* PROBLEM *
Every line of the records below should be restated exactly.

* EXTRACTED ENTRIES *

◆ ◆ ◆ ◆ ◆

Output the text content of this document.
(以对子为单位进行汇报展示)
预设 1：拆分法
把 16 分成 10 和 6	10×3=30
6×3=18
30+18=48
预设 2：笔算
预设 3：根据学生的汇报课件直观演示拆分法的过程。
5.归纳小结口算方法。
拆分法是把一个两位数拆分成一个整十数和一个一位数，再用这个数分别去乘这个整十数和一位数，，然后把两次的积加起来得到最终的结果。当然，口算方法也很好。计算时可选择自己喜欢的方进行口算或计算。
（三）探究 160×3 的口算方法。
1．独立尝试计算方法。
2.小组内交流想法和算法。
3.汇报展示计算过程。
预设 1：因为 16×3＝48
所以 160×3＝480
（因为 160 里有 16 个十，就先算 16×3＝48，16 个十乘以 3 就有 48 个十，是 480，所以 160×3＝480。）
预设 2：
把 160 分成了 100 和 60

◆ ◆ ◆ ◆ ◆

* PROBLEM SOLUTION *
Output the text content of this document.
(以对子为单位进行汇报展示)
预设 1：拆分法
把 16 分成 10 和 6	10×3=30
6×3=18
30+18=48
预设 2：笔算
预设 3：根据学生的汇报课件直观演示拆分法的过程。
5.归纳小结口算方法。
拆分法是把一个两位数拆分成一个整十数和一个一位数，再用这个数分别去乘这个整十数和一位数，，然后把两次的积加起来得到最终的结果。当然，口算方法也很好。计算时可选择自己喜欢的方进行口算或计算。
（三）探究 160×3 的口算方法。
1．独立尝试计算方法。
2.小组内交流想法和算法。
3.汇报展示计算过程。
预设 1：因为 16×3＝48
所以 160×3＝480
（因为 160 里有 16 个十，就先算 16×3＝48，16 个十乘以 3 就有 48 个十，是 480，所以 160×3＝480。）
预设 2：
把 160 分成了 100 和 60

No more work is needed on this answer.